Recorded data:
═══
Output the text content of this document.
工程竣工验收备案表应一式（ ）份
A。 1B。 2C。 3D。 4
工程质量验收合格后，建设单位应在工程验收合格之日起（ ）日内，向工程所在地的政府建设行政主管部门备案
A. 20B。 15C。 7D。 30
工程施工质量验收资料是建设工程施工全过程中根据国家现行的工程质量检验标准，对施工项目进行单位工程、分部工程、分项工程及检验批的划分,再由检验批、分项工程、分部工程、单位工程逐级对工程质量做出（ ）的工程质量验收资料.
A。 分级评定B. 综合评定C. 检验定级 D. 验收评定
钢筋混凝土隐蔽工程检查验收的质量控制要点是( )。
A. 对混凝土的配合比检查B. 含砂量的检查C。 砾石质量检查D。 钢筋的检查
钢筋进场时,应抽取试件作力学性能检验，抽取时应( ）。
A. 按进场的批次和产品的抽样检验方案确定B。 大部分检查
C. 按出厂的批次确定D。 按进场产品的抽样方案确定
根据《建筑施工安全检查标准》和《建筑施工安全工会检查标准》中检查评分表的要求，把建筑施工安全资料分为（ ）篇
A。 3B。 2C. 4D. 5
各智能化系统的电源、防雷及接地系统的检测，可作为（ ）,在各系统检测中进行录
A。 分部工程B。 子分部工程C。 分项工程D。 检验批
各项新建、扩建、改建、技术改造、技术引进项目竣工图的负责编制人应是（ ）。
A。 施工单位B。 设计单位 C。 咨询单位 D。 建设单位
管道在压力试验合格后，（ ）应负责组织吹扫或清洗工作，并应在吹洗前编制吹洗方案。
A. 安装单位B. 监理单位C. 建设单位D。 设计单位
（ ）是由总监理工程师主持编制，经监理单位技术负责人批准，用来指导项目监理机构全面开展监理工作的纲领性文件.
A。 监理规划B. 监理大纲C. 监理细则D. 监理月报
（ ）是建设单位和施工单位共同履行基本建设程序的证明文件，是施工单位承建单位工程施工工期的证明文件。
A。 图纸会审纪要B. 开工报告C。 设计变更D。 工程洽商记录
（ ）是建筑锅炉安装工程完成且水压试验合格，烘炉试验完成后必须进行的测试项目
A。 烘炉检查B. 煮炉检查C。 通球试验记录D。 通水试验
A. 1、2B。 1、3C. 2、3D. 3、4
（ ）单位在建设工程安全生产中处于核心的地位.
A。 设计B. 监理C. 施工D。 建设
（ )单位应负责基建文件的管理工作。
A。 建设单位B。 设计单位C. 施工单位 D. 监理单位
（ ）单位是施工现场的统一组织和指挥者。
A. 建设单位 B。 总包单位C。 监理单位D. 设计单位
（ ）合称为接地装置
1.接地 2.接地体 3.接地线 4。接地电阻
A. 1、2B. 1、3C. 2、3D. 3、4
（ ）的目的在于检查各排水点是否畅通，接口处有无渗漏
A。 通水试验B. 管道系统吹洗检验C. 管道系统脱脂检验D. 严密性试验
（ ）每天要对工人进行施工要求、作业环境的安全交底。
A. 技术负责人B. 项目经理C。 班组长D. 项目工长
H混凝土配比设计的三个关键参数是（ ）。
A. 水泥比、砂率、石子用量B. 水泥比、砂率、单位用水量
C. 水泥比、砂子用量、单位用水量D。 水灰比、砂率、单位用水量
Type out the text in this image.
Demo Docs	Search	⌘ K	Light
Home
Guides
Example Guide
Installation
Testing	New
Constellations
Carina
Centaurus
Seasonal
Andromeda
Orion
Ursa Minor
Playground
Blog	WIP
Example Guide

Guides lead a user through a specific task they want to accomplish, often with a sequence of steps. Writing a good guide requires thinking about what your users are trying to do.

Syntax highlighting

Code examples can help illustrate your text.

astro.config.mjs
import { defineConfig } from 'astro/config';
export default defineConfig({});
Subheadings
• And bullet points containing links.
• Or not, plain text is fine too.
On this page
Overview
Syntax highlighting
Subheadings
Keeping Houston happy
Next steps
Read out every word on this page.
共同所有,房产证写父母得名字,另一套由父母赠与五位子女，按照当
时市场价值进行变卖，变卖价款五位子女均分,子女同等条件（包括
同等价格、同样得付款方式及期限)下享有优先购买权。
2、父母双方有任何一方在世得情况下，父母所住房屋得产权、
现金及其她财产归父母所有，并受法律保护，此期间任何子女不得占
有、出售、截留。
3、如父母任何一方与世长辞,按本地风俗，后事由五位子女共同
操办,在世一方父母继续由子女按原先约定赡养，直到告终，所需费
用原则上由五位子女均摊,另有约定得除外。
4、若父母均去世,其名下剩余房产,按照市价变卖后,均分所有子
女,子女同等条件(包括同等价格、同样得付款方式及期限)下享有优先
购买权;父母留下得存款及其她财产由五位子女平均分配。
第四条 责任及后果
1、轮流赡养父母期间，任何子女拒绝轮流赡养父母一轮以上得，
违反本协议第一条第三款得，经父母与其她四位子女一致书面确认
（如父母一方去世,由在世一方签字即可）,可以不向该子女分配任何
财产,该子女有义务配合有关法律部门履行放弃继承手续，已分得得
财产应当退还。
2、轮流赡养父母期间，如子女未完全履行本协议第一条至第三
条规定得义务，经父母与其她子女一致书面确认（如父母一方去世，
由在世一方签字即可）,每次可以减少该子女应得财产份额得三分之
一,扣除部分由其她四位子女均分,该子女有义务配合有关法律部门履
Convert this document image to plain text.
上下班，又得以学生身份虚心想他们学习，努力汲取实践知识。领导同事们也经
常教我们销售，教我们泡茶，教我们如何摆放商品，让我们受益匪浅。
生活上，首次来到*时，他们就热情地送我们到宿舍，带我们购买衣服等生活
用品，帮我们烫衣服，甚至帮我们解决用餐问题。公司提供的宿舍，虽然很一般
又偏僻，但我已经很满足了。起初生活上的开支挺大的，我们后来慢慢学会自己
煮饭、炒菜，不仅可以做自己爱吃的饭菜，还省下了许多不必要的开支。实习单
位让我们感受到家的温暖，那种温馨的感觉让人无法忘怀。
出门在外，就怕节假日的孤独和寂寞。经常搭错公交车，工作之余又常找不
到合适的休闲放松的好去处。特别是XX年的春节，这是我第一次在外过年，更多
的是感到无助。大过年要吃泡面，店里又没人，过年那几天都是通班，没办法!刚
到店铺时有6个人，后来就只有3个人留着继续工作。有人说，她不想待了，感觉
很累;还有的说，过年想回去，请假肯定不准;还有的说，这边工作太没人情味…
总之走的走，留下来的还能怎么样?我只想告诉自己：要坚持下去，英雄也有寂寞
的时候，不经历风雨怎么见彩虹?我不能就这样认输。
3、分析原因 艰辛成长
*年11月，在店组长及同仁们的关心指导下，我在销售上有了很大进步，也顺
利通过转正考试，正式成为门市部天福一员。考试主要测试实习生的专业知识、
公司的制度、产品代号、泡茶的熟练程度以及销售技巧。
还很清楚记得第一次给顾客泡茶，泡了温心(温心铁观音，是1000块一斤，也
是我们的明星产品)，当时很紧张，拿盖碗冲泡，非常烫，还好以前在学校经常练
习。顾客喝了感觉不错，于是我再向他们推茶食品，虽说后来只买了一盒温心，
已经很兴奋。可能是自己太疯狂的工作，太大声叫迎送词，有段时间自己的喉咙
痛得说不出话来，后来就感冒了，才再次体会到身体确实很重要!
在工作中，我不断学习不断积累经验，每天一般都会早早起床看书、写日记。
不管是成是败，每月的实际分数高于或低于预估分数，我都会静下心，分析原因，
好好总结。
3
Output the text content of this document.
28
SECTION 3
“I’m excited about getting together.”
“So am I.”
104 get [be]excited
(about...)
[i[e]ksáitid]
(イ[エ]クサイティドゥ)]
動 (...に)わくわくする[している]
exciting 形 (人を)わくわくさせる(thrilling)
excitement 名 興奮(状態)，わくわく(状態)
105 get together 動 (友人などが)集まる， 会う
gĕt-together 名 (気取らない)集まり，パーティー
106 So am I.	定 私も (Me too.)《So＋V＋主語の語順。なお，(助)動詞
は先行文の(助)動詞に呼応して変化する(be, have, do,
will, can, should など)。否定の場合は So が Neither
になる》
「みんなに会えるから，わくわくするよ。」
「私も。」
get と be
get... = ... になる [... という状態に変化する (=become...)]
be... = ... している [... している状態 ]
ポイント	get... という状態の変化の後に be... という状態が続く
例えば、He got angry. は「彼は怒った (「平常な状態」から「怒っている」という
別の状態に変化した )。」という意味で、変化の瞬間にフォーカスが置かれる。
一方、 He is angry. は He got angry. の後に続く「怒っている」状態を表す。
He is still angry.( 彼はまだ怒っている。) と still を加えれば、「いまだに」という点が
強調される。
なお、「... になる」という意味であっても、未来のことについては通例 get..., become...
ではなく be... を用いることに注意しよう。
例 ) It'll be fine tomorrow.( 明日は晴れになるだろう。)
═══
- [REQUIREMENT]
Search the entries for the word "plain" and pick out every line that holds it.

- [RESPONSE]
• Or not, plain text is fine too.
Convert this document image to plain text.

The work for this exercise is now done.